Short exercise 1: Summarize the text on LED current regulation in two sentences.

━━━ Source excerpt

LEDs are tricky to deal with though, especially the high-output "star" type LEDs that are emerging. Rather than voltage regulation, you have to regulate the amount of current that goes through them. This isn't fixed, because as an LED heats up, its resistance goes down (unlike an incandescent filament whose resistance goes up as it heats up, thus self-regulating). If it gets too hot, it goes into thermal runaway and you soon have what ledophiles call a Dark Emitting Diode (DED) -- dead, get it?.

So, you need some form of a current regulating system. For small 3mm or 5mm LEDs, people just use a fixed resistor since the current demand is rather small, around 20 ma. This limits the maximum current that can go through -- but it also limits the max brightness because you have to put in a safety factor and you can't easily adjust for fluctuating voltage.

Here's a good javascript calculator for series/parallel LED resistors:

http://led.linear1.org/led.wiz

The problem with 5mm LEDs is that the clear plastic casing limits the amount of heat that the LED can output (and yes, LEDs do produce waste heat, although not as much as incandescent lights). Heat control is one of the main factors affecting the output of LEDs and the reason why manufacturers went to the star configuration, which allows you to directly back the LED with a heatsink -- which lets the LED current jump from 20 mA to 350 mA with a concomitant light output.

Now, if you want to use a high output Luxeon or Cree star, you also have to current regulate as mentioned before. The typical white high-output LED takes 350 ma with a forward voltage drop of 3.5 volts. With a light output of 120 lumens, this is good enough for a moped, scooter or bicycle headlight.

Cree even has a high-power star that consists of four of their 120 lumen LEDs mounted on a single die. This produces 480 lumens, although you'll need to regulate four x 350 ma. There are other stars that bundle 2 x 120 or 3 x 120 lumen LEDs. More than enough to blind you -- or for a car or motorbike headlamp.

For high power LEDs, the LM317 seems a good choice for current regulating at a low cost. Here's a good javascript calculator for that:

http://diyaudioprojects.com/Technical/Voltage-Regulator/

and some more info on why current regulation is necessary:

http://users.telenet.be/davshomepage/current-source.htm

━━━━━━
━━━ Data shown

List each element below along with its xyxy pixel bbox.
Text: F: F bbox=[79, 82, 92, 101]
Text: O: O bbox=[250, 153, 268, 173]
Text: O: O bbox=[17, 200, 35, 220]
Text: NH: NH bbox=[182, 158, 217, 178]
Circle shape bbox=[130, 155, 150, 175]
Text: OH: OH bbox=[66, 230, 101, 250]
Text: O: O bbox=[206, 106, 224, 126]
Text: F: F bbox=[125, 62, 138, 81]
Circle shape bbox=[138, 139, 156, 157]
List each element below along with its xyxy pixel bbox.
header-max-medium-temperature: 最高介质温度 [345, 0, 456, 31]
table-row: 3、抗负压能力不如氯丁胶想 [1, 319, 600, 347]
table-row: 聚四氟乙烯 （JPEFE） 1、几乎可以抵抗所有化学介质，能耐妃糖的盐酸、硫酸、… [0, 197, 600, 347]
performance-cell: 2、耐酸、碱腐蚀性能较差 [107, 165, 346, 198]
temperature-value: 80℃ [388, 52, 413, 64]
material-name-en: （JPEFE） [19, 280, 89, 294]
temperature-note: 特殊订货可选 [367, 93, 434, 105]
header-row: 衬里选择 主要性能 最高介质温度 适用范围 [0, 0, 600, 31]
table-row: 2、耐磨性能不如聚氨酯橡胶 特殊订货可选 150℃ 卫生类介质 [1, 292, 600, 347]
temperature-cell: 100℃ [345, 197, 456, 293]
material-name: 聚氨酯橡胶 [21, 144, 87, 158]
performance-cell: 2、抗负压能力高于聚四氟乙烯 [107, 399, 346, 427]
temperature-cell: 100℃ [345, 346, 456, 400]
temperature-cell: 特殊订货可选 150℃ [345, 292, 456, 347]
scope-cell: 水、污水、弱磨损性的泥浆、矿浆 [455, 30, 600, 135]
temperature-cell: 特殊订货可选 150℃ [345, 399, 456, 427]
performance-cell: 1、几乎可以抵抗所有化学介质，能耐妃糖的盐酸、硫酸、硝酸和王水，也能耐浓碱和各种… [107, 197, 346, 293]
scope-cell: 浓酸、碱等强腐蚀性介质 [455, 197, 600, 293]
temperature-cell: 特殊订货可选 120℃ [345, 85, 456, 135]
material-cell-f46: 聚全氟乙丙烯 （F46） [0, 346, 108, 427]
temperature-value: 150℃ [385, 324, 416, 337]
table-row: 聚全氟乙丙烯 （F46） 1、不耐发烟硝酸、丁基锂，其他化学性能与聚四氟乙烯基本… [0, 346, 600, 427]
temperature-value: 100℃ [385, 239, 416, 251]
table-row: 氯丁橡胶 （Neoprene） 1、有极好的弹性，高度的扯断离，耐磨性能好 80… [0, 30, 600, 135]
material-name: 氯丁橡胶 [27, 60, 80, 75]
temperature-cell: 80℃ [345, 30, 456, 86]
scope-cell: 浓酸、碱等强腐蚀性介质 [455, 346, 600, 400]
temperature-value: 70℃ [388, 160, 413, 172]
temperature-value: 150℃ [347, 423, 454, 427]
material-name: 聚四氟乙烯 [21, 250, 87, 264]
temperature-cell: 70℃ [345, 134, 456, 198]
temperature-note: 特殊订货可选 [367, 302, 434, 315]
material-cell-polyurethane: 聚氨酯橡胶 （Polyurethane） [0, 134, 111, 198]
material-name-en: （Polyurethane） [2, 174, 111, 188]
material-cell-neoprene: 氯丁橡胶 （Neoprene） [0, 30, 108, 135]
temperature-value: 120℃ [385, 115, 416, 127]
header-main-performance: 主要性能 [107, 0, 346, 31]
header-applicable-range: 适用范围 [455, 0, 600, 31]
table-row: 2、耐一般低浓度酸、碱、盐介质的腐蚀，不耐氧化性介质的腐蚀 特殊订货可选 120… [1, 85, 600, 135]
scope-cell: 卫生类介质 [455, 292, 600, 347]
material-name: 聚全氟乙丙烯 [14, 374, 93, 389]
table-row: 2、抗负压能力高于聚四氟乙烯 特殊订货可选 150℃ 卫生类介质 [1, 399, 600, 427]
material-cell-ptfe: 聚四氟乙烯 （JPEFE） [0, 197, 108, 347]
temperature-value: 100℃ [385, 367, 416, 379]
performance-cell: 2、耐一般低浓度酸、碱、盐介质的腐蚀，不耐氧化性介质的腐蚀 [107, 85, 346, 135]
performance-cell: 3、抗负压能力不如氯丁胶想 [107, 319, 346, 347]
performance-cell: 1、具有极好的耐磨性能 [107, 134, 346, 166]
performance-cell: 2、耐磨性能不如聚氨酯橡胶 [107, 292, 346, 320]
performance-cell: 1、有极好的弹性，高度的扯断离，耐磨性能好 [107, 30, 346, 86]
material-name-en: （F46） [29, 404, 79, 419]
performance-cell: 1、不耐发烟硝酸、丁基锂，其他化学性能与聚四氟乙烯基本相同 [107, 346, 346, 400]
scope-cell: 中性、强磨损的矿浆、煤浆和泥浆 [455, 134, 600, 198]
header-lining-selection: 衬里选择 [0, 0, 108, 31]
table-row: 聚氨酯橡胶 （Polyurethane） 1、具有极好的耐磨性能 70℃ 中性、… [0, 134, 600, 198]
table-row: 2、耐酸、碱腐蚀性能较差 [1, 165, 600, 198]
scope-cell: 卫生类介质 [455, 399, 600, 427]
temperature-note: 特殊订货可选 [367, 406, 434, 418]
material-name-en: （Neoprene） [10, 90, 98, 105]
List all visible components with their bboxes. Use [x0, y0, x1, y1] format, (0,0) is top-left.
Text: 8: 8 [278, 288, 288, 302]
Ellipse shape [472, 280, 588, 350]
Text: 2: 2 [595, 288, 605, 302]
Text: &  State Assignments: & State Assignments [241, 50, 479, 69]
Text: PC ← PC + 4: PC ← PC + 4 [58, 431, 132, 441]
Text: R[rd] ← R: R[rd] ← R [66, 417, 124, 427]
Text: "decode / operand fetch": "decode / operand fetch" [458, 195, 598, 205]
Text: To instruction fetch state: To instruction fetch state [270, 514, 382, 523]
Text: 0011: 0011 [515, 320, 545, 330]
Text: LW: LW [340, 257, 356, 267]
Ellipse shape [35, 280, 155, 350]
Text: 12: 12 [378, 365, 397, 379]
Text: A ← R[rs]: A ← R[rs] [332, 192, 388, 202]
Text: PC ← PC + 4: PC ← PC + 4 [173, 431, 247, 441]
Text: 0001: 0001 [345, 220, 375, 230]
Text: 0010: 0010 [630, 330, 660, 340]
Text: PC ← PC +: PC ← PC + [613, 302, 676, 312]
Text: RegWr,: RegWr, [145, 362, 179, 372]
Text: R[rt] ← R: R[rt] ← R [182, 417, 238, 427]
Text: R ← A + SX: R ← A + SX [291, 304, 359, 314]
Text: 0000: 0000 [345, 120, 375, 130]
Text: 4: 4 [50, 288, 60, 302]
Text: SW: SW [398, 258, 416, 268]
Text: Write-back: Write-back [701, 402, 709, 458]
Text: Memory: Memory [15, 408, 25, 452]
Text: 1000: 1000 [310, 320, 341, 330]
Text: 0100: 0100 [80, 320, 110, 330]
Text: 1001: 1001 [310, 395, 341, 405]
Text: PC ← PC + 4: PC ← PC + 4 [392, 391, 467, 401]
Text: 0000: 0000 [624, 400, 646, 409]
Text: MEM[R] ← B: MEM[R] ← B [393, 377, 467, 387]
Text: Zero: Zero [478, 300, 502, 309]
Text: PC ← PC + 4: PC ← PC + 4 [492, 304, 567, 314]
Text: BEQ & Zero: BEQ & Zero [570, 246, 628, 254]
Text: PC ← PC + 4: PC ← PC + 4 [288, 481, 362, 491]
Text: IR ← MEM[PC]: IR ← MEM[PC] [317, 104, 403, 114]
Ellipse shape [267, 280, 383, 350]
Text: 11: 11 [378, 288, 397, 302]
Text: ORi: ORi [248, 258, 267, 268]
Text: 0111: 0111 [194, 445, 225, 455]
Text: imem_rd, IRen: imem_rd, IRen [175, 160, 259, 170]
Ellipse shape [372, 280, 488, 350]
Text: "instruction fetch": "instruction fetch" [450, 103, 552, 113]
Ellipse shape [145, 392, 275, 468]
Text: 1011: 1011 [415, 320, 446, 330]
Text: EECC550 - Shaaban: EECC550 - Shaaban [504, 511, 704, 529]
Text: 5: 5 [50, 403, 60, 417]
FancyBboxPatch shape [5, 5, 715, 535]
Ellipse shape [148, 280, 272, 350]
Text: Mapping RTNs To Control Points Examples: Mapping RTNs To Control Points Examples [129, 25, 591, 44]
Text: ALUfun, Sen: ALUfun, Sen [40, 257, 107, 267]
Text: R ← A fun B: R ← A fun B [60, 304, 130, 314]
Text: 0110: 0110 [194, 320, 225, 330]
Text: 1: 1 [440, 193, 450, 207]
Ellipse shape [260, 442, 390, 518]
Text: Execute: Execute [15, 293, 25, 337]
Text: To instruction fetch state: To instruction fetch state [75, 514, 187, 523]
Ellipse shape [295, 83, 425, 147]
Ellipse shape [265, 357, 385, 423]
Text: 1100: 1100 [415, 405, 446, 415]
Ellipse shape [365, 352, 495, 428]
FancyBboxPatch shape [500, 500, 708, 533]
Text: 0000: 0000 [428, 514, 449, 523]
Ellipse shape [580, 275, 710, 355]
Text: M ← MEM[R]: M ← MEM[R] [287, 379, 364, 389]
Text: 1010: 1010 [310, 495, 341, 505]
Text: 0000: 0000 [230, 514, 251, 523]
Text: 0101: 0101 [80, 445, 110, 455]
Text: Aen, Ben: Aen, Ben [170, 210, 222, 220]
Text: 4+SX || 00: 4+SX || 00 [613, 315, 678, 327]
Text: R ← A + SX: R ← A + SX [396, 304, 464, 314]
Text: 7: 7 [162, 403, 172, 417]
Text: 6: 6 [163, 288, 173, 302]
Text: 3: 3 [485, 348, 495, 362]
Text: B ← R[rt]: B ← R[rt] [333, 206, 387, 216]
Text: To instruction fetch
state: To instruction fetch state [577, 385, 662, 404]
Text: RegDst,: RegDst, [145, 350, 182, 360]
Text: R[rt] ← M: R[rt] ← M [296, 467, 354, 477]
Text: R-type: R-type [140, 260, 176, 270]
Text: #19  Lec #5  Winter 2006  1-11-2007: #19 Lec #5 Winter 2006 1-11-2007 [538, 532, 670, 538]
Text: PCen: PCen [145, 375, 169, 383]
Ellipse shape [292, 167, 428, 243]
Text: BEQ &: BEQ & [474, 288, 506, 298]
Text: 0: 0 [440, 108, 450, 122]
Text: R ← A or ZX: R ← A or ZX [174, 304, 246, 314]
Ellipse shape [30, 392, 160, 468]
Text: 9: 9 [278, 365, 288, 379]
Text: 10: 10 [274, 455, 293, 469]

━━━━━━

Short exercise 2: Extract the records verbatim, starting at their first line and ending with the line containing "header-max-medium-temperature: 最高介质温度 [345, 0, 456, 31]", with both ends included.

Final result 1: LEDs, especially high-output star types, need their current regulated rather than their voltage, because their resistance drops as they heat up and they can go into thermal runaway. Small 3mm or 5mm LEDs can use a fixed resistor at around 20 mA, while heatsink-backed star LEDs run at 350 mA, and the LM317 is suggested as a low-cost current regulator for such high-power LEDs.

Final result 2:
List each element below along with its xyxy pixel bbox.
Text: F: F bbox=[79, 82, 92, 101]
Text: O: O bbox=[250, 153, 268, 173]
Text: O: O bbox=[17, 200, 35, 220]
Text: NH: NH bbox=[182, 158, 217, 178]
Circle shape bbox=[130, 155, 150, 175]
Text: OH: OH bbox=[66, 230, 101, 250]
Text: O: O bbox=[206, 106, 224, 126]
Text: F: F bbox=[125, 62, 138, 81]
Circle shape bbox=[138, 139, 156, 157]
List each element below along with its xyxy pixel bbox.
header-max-medium-temperature: 最高介质温度 [345, 0, 456, 31]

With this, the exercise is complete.